TASK MATERIAL:
================

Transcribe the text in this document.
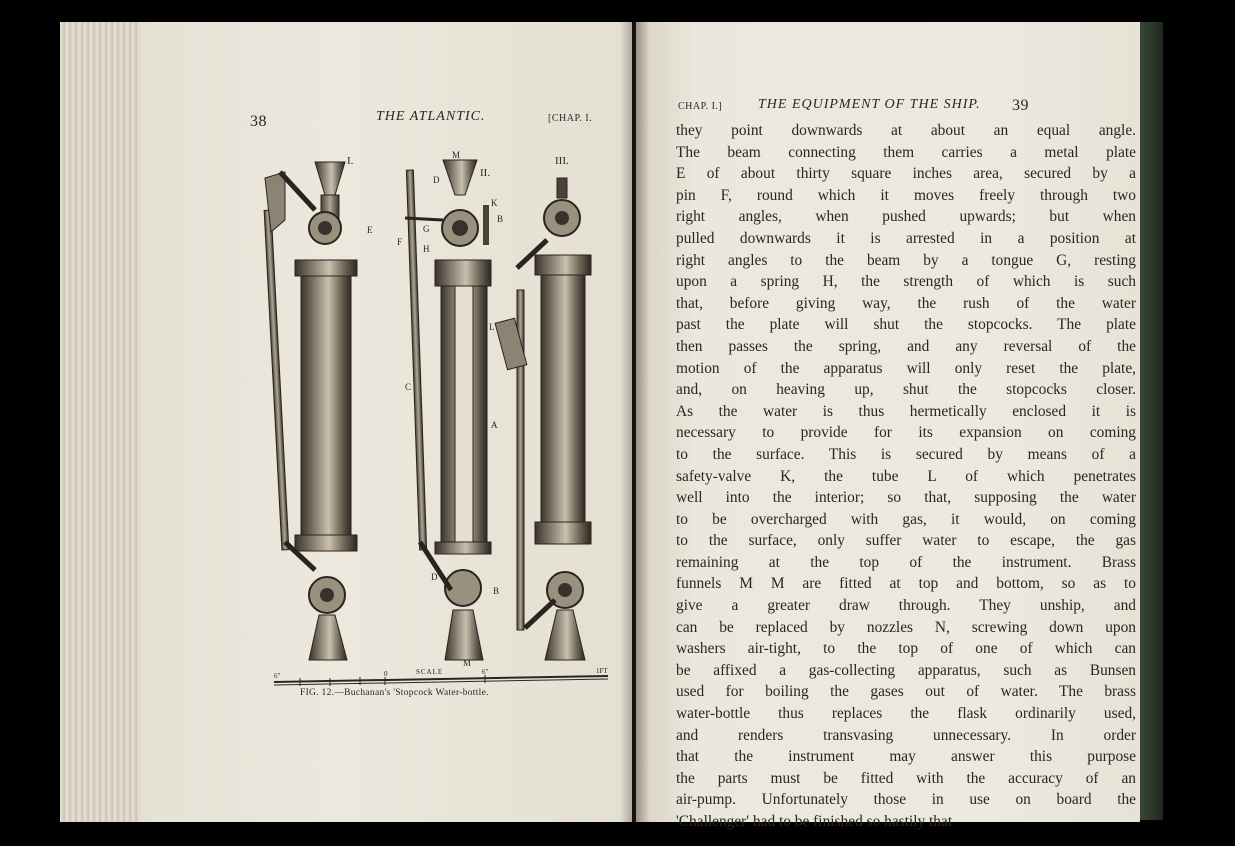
38	THE ATLANTIC.	[CHAP. I.
I.
II.
III.
M
D
K
B
E
F
G
H
L
C
A
D
B
M
6"	0	6"	1FT
SCALE
FIG. 12.—Buchanan's 'Stopcock Water-bottle.
CHAP. I.]	THE EQUIPMENT OF THE SHIP. 39
they point downwards at about an equal angle.
The beam connecting them carries a metal plate
E of about thirty square inches area, secured by a
pin F, round which it moves freely through two
right angles, when pushed upwards; but when
pulled downwards it is arrested in a position at
right angles to the beam by a tongue G, resting
upon a spring H, the strength of which is such
that, before giving way, the rush of the water
past the plate will shut the stopcocks. The plate
then passes the spring, and any reversal of the
motion of the apparatus will only reset the plate,
and, on heaving up, shut the stopcocks closer.
As the water is thus hermetically enclosed it is
necessary to provide for its expansion on coming
to the surface. This is secured by means of a
safety-valve K, the tube L of which penetrates
well into the interior; so that, supposing the water
to be overcharged with gas, it would, on coming
to the surface, only suffer water to escape, the gas
remaining at the top of the instrument. Brass
funnels M M are fitted at top and bottom, so as to
give a greater draw through. They unship, and
can be replaced by nozzles N, screwing down upon
washers air-tight, to the top of one of which can
be affixed a gas-collecting apparatus, such as Bunsen
used for boiling the gases out of water. The brass
water-bottle thus replaces the flask ordinarily used,
and renders transvasing unnecessary. In order
that the instrument may answer this purpose
the parts must be fitted with the accuracy of an
air-pump. Unfortunately those in use on board the
'Challenger' had to be finished so hastily that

================

THE EXERCISE: Return from the data every line that holds "about".

PROBLEM SOLUTION:
they point downwards at about an equal angle.
E of about thirty square inches area, secured by a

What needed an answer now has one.